:: Short problem ::
Print every line of the data below without any changes, and leave the pictures out.

(Layout dataset entries)
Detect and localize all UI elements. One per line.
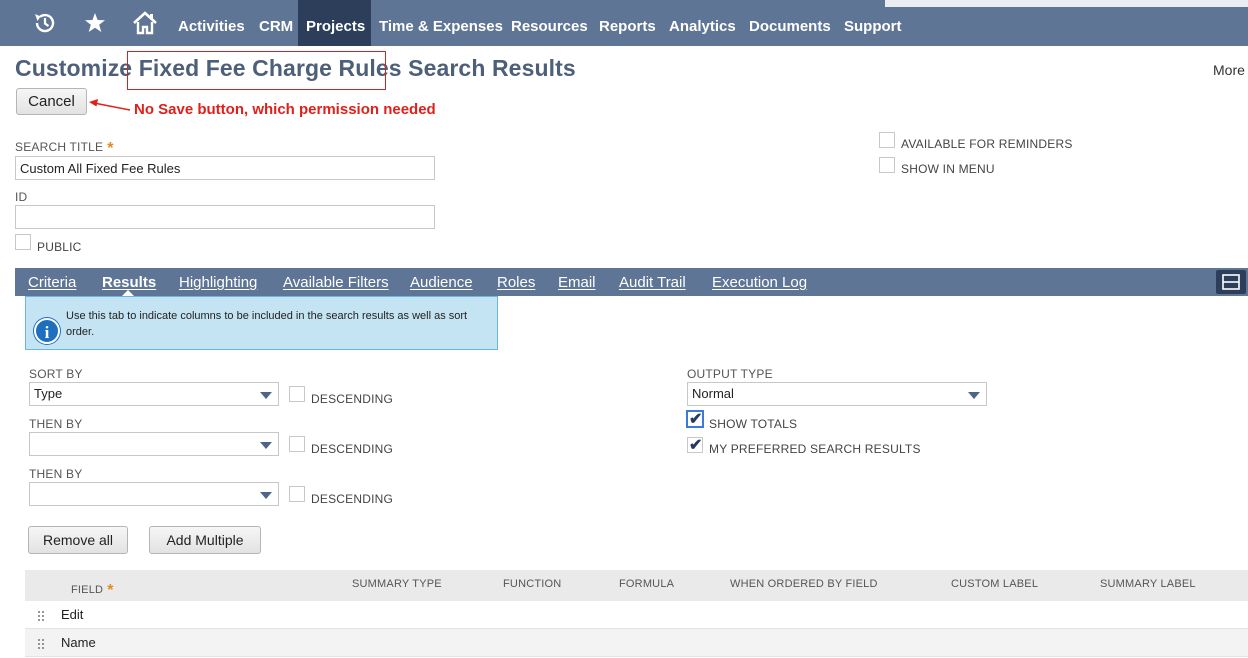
descending-checkbox-3[interactable]	[289, 486, 305, 502]
column-header-summary-label: SUMMARY LABEL	[1100, 578, 1196, 590]
table-row[interactable]: Name	[25, 629, 1248, 657]
descending-label-1: DESCENDING	[311, 392, 394, 406]
table-row[interactable]: Edit	[25, 601, 1248, 629]
show-in-menu-checkbox[interactable]	[879, 157, 895, 173]
id-input[interactable]	[15, 205, 435, 229]
tab-audit-trail[interactable]: Audit Trail	[619, 268, 686, 296]
page-title-suffix: Search Results	[408, 55, 576, 81]
nav-resources[interactable]: Resources	[503, 0, 596, 46]
sort-by-select[interactable]: Type	[29, 382, 279, 406]
star-icon[interactable]	[81, 9, 109, 37]
list-view-icon	[1222, 274, 1240, 290]
drag-handle-icon[interactable]	[37, 610, 45, 622]
tab-criteria[interactable]: Criteria	[28, 268, 76, 296]
required-mark: *	[107, 140, 114, 157]
home-icon[interactable]	[131, 9, 159, 37]
info-message: i Use this tab to indicate columns to be…	[25, 296, 498, 350]
results-table-header: FIELD * SUMMARY TYPE FUNCTION FORMULA WHE…	[25, 570, 1248, 601]
nav-support[interactable]: Support	[836, 0, 910, 46]
search-title-label: SEARCH TITLE *	[15, 138, 114, 157]
nav-analytics[interactable]: Analytics	[661, 0, 744, 46]
drag-handle-icon[interactable]	[37, 638, 45, 650]
row-field-value: Edit	[61, 607, 84, 622]
recent-icon[interactable]	[31, 9, 59, 37]
show-totals-checkbox[interactable]: ✔	[686, 410, 704, 428]
chevron-down-icon	[260, 492, 272, 499]
cancel-button[interactable]: Cancel	[16, 88, 87, 115]
checkmark-icon: ✔	[689, 411, 703, 428]
chevron-down-icon	[968, 392, 980, 399]
descending-label-3: DESCENDING	[311, 492, 394, 506]
nav-time-expenses[interactable]: Time & Expenses	[371, 0, 511, 46]
column-header-when-ordered: WHEN ORDERED BY FIELD	[730, 578, 878, 590]
then-by-select-2[interactable]	[29, 482, 279, 506]
then-by-label-2: THEN BY	[29, 467, 83, 481]
available-reminders-checkbox[interactable]	[879, 132, 895, 148]
page-title-prefix: Customize	[15, 55, 133, 81]
column-header-field-text: FIELD	[71, 584, 104, 596]
tab-roles[interactable]: Roles	[497, 268, 535, 296]
nav-projects[interactable]: Projects	[298, 0, 371, 46]
annotation-arrow-icon	[89, 99, 131, 111]
more-link[interactable]: More	[1213, 62, 1245, 78]
column-header-formula: FORMULA	[619, 578, 675, 590]
id-label: ID	[15, 190, 28, 204]
then-by-label-1: THEN BY	[29, 417, 83, 431]
sort-by-value: Type	[34, 386, 63, 401]
descending-label-2: DESCENDING	[311, 442, 394, 456]
tab-highlighting[interactable]: Highlighting	[179, 268, 257, 296]
search-title-input[interactable]	[15, 156, 435, 180]
add-multiple-button[interactable]: Add Multiple	[149, 526, 261, 554]
then-by-select-1[interactable]	[29, 432, 279, 456]
descending-checkbox-2[interactable]	[289, 436, 305, 452]
chevron-down-icon	[260, 442, 272, 449]
top-navigation-bar: Activities CRM Projects Time & Expenses …	[0, 0, 1248, 46]
nav-activities[interactable]: Activities	[170, 0, 253, 46]
show-in-menu-label: SHOW IN MENU	[901, 162, 995, 176]
subtab-bar: Criteria Results Highlighting Available …	[15, 268, 1248, 296]
tab-email[interactable]: Email	[558, 268, 596, 296]
nav-documents[interactable]: Documents	[741, 0, 839, 46]
tab-execution-log[interactable]: Execution Log	[712, 268, 807, 296]
output-type-label: OUTPUT TYPE	[687, 367, 773, 381]
annotation-text: No Save button, which permission needed	[134, 101, 436, 118]
preferred-results-checkbox[interactable]: ✔	[687, 437, 703, 454]
descending-checkbox-1[interactable]	[289, 386, 305, 402]
column-header-function: FUNCTION	[503, 578, 562, 590]
column-header-summary-type: SUMMARY TYPE	[352, 578, 442, 590]
checkmark-icon: ✔	[689, 437, 703, 454]
top-strip	[885, 0, 1248, 7]
sort-by-label: SORT BY	[29, 367, 83, 381]
output-type-select[interactable]: Normal	[687, 382, 987, 406]
available-reminders-label: AVAILABLE FOR REMINDERS	[901, 137, 1073, 151]
row-field-value: Name	[61, 635, 96, 650]
chevron-down-icon	[260, 392, 272, 399]
output-type-value: Normal	[692, 386, 734, 401]
nav-reports[interactable]: Reports	[591, 0, 664, 46]
nav-crm[interactable]: CRM	[251, 0, 301, 46]
tab-available-filters[interactable]: Available Filters	[283, 268, 389, 296]
public-label: PUBLIC	[37, 240, 82, 254]
info-icon: i	[34, 318, 60, 344]
required-mark: *	[107, 582, 114, 599]
show-totals-label: SHOW TOTALS	[709, 417, 798, 431]
tab-audience[interactable]: Audience	[410, 268, 473, 296]
search-title-label-text: SEARCH TITLE	[15, 140, 104, 154]
title-highlight-box	[127, 51, 386, 90]
remove-all-button[interactable]: Remove all	[28, 526, 128, 554]
tab-menu-button[interactable]	[1216, 270, 1246, 294]
preferred-results-label: MY PREFERRED SEARCH RESULTS	[709, 442, 921, 456]
info-text: Use this tab to indicate columns to be i…	[66, 310, 468, 338]
public-checkbox[interactable]	[15, 234, 31, 250]
column-header-field: FIELD *	[71, 580, 114, 599]
column-header-custom-label: CUSTOM LABEL	[951, 578, 1039, 590]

:: In response ::
Detect and localize all UI elements. One per line.
descending-checkbox-3[interactable]	[289, 486, 305, 502]
column-header-summary-label: SUMMARY LABEL	[1100, 578, 1196, 590]
table-row[interactable]: Name	[25, 629, 1248, 657]
descending-label-1: DESCENDING	[311, 392, 394, 406]
table-row[interactable]: Edit	[25, 601, 1248, 629]
show-in-menu-checkbox[interactable]	[879, 157, 895, 173]
id-input[interactable]	[15, 205, 435, 229]
tab-audit-trail[interactable]: Audit Trail	[619, 268, 686, 296]
page-title-suffix: Search Results	[408, 55, 576, 81]
nav-resources[interactable]: Resources	[503, 0, 596, 46]
sort-by-select[interactable]: Type	[29, 382, 279, 406]
star-icon[interactable]	[81, 9, 109, 37]
list-view-icon	[1222, 274, 1240, 290]
drag-handle-icon[interactable]	[37, 610, 45, 622]
tab-criteria[interactable]: Criteria	[28, 268, 76, 296]
required-mark: *	[107, 140, 114, 157]
home-icon[interactable]	[131, 9, 159, 37]
info-message: i Use this tab to indicate columns to be…	[25, 296, 498, 350]
results-table-header: FIELD * SUMMARY TYPE FUNCTION FORMULA WHE…	[25, 570, 1248, 601]
nav-support[interactable]: Support	[836, 0, 910, 46]
search-title-label: SEARCH TITLE *	[15, 138, 114, 157]
nav-analytics[interactable]: Analytics	[661, 0, 744, 46]
drag-handle-icon[interactable]	[37, 638, 45, 650]
row-field-value: Edit	[61, 607, 84, 622]
recent-icon[interactable]	[31, 9, 59, 37]
show-totals-checkbox[interactable]: ✔	[686, 410, 704, 428]
chevron-down-icon	[260, 492, 272, 499]
cancel-button[interactable]: Cancel	[16, 88, 87, 115]
checkmark-icon: ✔	[689, 411, 703, 428]
chevron-down-icon	[968, 392, 980, 399]
descending-label-3: DESCENDING	[311, 492, 394, 506]
nav-time-expenses[interactable]: Time & Expenses	[371, 0, 511, 46]
column-header-when-ordered: WHEN ORDERED BY FIELD	[730, 578, 878, 590]
then-by-select-2[interactable]	[29, 482, 279, 506]
then-by-label-2: THEN BY	[29, 467, 83, 481]
available-reminders-checkbox[interactable]	[879, 132, 895, 148]
page-title-prefix: Customize	[15, 55, 133, 81]
column-header-field-text: FIELD	[71, 584, 104, 596]
tab-roles[interactable]: Roles	[497, 268, 535, 296]
nav-projects[interactable]: Projects	[298, 0, 371, 46]
annotation-arrow-icon	[89, 99, 131, 111]
more-link[interactable]: More	[1213, 62, 1245, 78]
column-header-formula: FORMULA	[619, 578, 675, 590]
id-label: ID	[15, 190, 28, 204]
then-by-label-1: THEN BY	[29, 417, 83, 431]
sort-by-value: Type	[34, 386, 63, 401]
descending-label-2: DESCENDING	[311, 442, 394, 456]
tab-highlighting[interactable]: Highlighting	[179, 268, 257, 296]
search-title-input[interactable]	[15, 156, 435, 180]
add-multiple-button[interactable]: Add Multiple	[149, 526, 261, 554]
then-by-select-1[interactable]	[29, 432, 279, 456]
descending-checkbox-2[interactable]	[289, 436, 305, 452]
chevron-down-icon	[260, 442, 272, 449]
top-navigation-bar: Activities CRM Projects Time & Expenses …	[0, 0, 1248, 46]
nav-activities[interactable]: Activities	[170, 0, 253, 46]
show-in-menu-label: SHOW IN MENU	[901, 162, 995, 176]
subtab-bar: Criteria Results Highlighting Available …	[15, 268, 1248, 296]
tab-email[interactable]: Email	[558, 268, 596, 296]
nav-documents[interactable]: Documents	[741, 0, 839, 46]
tab-execution-log[interactable]: Execution Log	[712, 268, 807, 296]
output-type-label: OUTPUT TYPE	[687, 367, 773, 381]
annotation-text: No Save button, which permission needed	[134, 101, 436, 118]
preferred-results-checkbox[interactable]: ✔	[687, 437, 703, 454]
descending-checkbox-1[interactable]	[289, 386, 305, 402]
column-header-function: FUNCTION	[503, 578, 562, 590]
column-header-summary-type: SUMMARY TYPE	[352, 578, 442, 590]
checkmark-icon: ✔	[689, 437, 703, 454]
top-strip	[885, 0, 1248, 7]
sort-by-label: SORT BY	[29, 367, 83, 381]
output-type-select[interactable]: Normal	[687, 382, 987, 406]
available-reminders-label: AVAILABLE FOR REMINDERS	[901, 137, 1073, 151]
row-field-value: Name	[61, 635, 96, 650]
chevron-down-icon	[260, 392, 272, 399]
output-type-value: Normal	[692, 386, 734, 401]
nav-reports[interactable]: Reports	[591, 0, 664, 46]
nav-crm[interactable]: CRM	[251, 0, 301, 46]
tab-available-filters[interactable]: Available Filters	[283, 268, 389, 296]
public-label: PUBLIC	[37, 240, 82, 254]
info-icon: i	[34, 318, 60, 344]
required-mark: *	[107, 582, 114, 599]
show-totals-label: SHOW TOTALS	[709, 417, 798, 431]
tab-audience[interactable]: Audience	[410, 268, 473, 296]
search-title-label-text: SEARCH TITLE	[15, 140, 104, 154]
title-highlight-box	[127, 51, 386, 90]
remove-all-button[interactable]: Remove all	[28, 526, 128, 554]
tab-menu-button[interactable]	[1216, 270, 1246, 294]
preferred-results-label: MY PREFERRED SEARCH RESULTS	[709, 442, 921, 456]
info-text: Use this tab to indicate columns to be i…	[66, 310, 468, 338]
public-checkbox[interactable]	[15, 234, 31, 250]
column-header-field: FIELD *	[71, 580, 114, 599]
column-header-custom-label: CUSTOM LABEL	[951, 578, 1039, 590]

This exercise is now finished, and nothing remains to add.